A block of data
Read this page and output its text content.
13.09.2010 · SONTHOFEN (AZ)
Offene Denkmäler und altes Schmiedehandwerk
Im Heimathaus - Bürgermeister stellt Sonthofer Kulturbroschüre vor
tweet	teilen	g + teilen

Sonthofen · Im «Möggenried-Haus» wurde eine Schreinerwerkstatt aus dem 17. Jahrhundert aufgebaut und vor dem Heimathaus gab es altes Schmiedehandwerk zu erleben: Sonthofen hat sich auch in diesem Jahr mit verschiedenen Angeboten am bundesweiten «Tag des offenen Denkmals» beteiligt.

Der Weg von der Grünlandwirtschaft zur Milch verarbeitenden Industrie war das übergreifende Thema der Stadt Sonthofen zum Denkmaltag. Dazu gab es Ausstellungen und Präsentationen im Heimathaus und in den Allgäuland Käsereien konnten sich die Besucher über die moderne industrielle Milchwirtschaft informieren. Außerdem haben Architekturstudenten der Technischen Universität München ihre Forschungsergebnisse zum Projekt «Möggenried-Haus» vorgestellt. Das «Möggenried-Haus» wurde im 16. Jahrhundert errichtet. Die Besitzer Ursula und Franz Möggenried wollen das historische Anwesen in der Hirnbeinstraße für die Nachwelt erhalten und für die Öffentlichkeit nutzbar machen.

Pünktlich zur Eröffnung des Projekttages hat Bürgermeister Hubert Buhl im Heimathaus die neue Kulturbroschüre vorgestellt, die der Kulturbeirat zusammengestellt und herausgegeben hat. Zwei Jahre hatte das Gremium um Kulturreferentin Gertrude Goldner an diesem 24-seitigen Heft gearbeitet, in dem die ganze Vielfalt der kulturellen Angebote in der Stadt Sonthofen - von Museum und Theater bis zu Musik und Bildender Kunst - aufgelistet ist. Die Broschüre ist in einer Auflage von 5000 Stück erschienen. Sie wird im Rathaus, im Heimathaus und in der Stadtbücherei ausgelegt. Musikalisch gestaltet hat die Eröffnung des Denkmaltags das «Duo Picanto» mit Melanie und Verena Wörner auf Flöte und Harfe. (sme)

WHAT NEEDS TO BE DONE: From the entries above, copy out every line where the string "Jahrhundert" appears.

OUTPUT FOR THIS EXERCISE:
Sonthofen · Im «Möggenried-Haus» wurde eine Schreinerwerkstatt aus dem 17. Jahrhundert aufgebaut und vor dem Heimathaus gab es altes Schmiedehandwerk zu erleben: Sonthofen hat sich auch in diesem Jahr mit verschiedenen Angeboten am bundesweiten «Tag des offenen Denkmals» beteiligt.
Der Weg von der Grünlandwirtschaft zur Milch verarbeitenden Industrie war das übergreifende Thema der Stadt Sonthofen zum Denkmaltag. Dazu gab es Ausstellungen und Präsentationen im Heimathaus und in den Allgäuland Käsereien konnten sich die Besucher über die moderne industrielle Milchwirtschaft informieren. Außerdem haben Architekturstudenten der Technischen Universität München ihre Forschungsergebnisse zum Projekt «Möggenried-Haus» vorgestellt. Das «Möggenried-Haus» wurde im 16. Jahrhundert errichtet. Die Besitzer Ursula und Franz Möggenried wollen das historische Anwesen in der Hirnbeinstraße für die Nachwelt erhalten und für die Öffentlichkeit nutzbar machen.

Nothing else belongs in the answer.